## WRITTEN REQUEST
Find the lines holding the word "Consumo" and collect them.

Chart and figure data:
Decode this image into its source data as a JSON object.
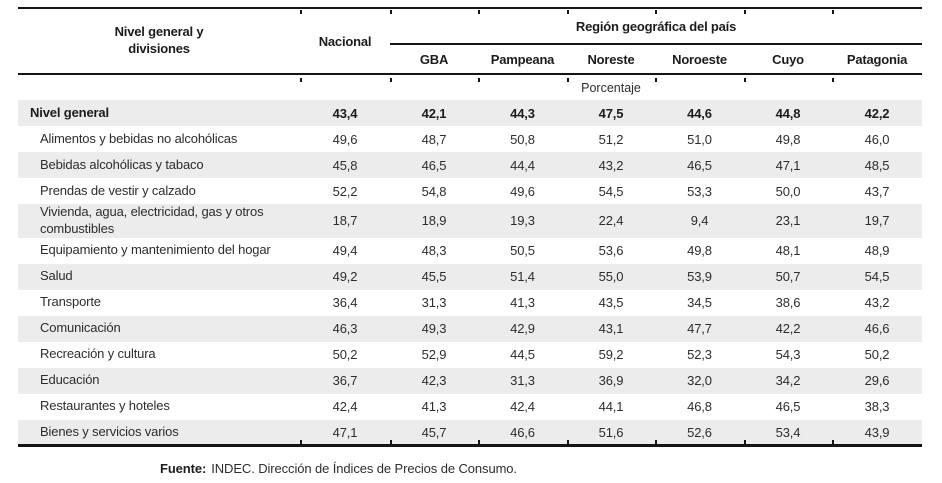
{
  "header": {
    "row_dimension_label": "Nivel general y divisiones",
    "national_label": "Nacional",
    "region_group_label": "Región geográfica del país",
    "region_columns": [
      "GBA",
      "Pampeana",
      "Noreste",
      "Noroeste",
      "Cuyo",
      "Patagonia"
    ],
    "unit_label": "Porcentaje"
  },
  "rows": [
    {
      "label": "Nivel general",
      "emphasis": true,
      "indent": false,
      "values": [
        "43,4",
        "42,1",
        "44,3",
        "47,5",
        "44,6",
        "44,8",
        "42,2"
      ]
    },
    {
      "label": "Alimentos y bebidas no alcohólicas",
      "emphasis": false,
      "indent": true,
      "values": [
        "49,6",
        "48,7",
        "50,8",
        "51,2",
        "51,0",
        "49,8",
        "46,0"
      ]
    },
    {
      "label": "Bebidas alcohólicas y tabaco",
      "emphasis": false,
      "indent": true,
      "values": [
        "45,8",
        "46,5",
        "44,4",
        "43,2",
        "46,5",
        "47,1",
        "48,5"
      ]
    },
    {
      "label": "Prendas de vestir y calzado",
      "emphasis": false,
      "indent": true,
      "values": [
        "52,2",
        "54,8",
        "49,6",
        "54,5",
        "53,3",
        "50,0",
        "43,7"
      ]
    },
    {
      "label": "Vivienda, agua, electricidad, gas y otros combustibles",
      "emphasis": false,
      "indent": true,
      "values": [
        "18,7",
        "18,9",
        "19,3",
        "22,4",
        "9,4",
        "23,1",
        "19,7"
      ]
    },
    {
      "label": "Equipamiento y mantenimiento del hogar",
      "emphasis": false,
      "indent": true,
      "values": [
        "49,4",
        "48,3",
        "50,5",
        "53,6",
        "49,8",
        "48,1",
        "48,9"
      ]
    },
    {
      "label": "Salud",
      "emphasis": false,
      "indent": true,
      "values": [
        "49,2",
        "45,5",
        "51,4",
        "55,0",
        "53,9",
        "50,7",
        "54,5"
      ]
    },
    {
      "label": "Transporte",
      "emphasis": false,
      "indent": true,
      "values": [
        "36,4",
        "31,3",
        "41,3",
        "43,5",
        "34,5",
        "38,6",
        "43,2"
      ]
    },
    {
      "label": "Comunicación",
      "emphasis": false,
      "indent": true,
      "values": [
        "46,3",
        "49,3",
        "42,9",
        "43,1",
        "47,7",
        "42,2",
        "46,6"
      ]
    },
    {
      "label": "Recreación y cultura",
      "emphasis": false,
      "indent": true,
      "values": [
        "50,2",
        "52,9",
        "44,5",
        "59,2",
        "52,3",
        "54,3",
        "50,2"
      ]
    },
    {
      "label": "Educación",
      "emphasis": false,
      "indent": true,
      "values": [
        "36,7",
        "42,3",
        "31,3",
        "36,9",
        "32,0",
        "34,2",
        "29,6"
      ]
    },
    {
      "label": "Restaurantes y hoteles",
      "emphasis": false,
      "indent": true,
      "values": [
        "42,4",
        "41,3",
        "42,4",
        "44,1",
        "46,8",
        "46,5",
        "38,3"
      ]
    },
    {
      "label": "Bienes y servicios varios",
      "emphasis": false,
      "indent": true,
      "values": [
        "47,1",
        "45,7",
        "46,6",
        "51,6",
        "52,6",
        "53,4",
        "43,9"
      ]
    }
  ],
  "footer": {
    "source_label": "Fuente:",
    "source_text": "INDEC. Dirección de Índices de Precios de Consumo."
  },
  "colors": {
    "stripe": "#ececec",
    "rule": "#151515",
    "text": "#2d2d2d"
  },
  "chart_data": {
    "type": "table",
    "title": "",
    "columns": [
      "Nivel general y divisiones",
      "Nacional",
      "GBA",
      "Pampeana",
      "Noreste",
      "Noroeste",
      "Cuyo",
      "Patagonia"
    ],
    "column_group": {
      "label": "Región geográfica del país",
      "span": [
        "GBA",
        "Pampeana",
        "Noreste",
        "Noroeste",
        "Cuyo",
        "Patagonia"
      ]
    },
    "unit": "Porcentaje",
    "rows": [
      [
        "Nivel general",
        43.4,
        42.1,
        44.3,
        47.5,
        44.6,
        44.8,
        42.2
      ],
      [
        "Alimentos y bebidas no alcohólicas",
        49.6,
        48.7,
        50.8,
        51.2,
        51.0,
        49.8,
        46.0
      ],
      [
        "Bebidas alcohólicas y tabaco",
        45.8,
        46.5,
        44.4,
        43.2,
        46.5,
        47.1,
        48.5
      ],
      [
        "Prendas de vestir y calzado",
        52.2,
        54.8,
        49.6,
        54.5,
        53.3,
        50.0,
        43.7
      ],
      [
        "Vivienda, agua, electricidad, gas y otros combustibles",
        18.7,
        18.9,
        19.3,
        22.4,
        9.4,
        23.1,
        19.7
      ],
      [
        "Equipamiento y mantenimiento del hogar",
        49.4,
        48.3,
        50.5,
        53.6,
        49.8,
        48.1,
        48.9
      ],
      [
        "Salud",
        49.2,
        45.5,
        51.4,
        55.0,
        53.9,
        50.7,
        54.5
      ],
      [
        "Transporte",
        36.4,
        31.3,
        41.3,
        43.5,
        34.5,
        38.6,
        43.2
      ],
      [
        "Comunicación",
        46.3,
        49.3,
        42.9,
        43.1,
        47.7,
        42.2,
        46.6
      ],
      [
        "Recreación y cultura",
        50.2,
        52.9,
        44.5,
        59.2,
        52.3,
        54.3,
        50.2
      ],
      [
        "Educación",
        36.7,
        42.3,
        31.3,
        36.9,
        32.0,
        34.2,
        29.6
      ],
      [
        "Restaurantes y hoteles",
        42.4,
        41.3,
        42.4,
        44.1,
        46.8,
        46.5,
        38.3
      ],
      [
        "Bienes y servicios varios",
        47.1,
        45.7,
        46.6,
        51.6,
        52.6,
        53.4,
        43.9
      ]
    ],
    "source": "Fuente: INDEC. Dirección de Índices de Precios de Consumo."
  }
}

## SOLVED PROBLEM
    "source_text": "INDEC. Dirección de Índices de Precios de Consumo."
    "source": "Fuente: INDEC. Dirección de Índices de Precios de Consumo."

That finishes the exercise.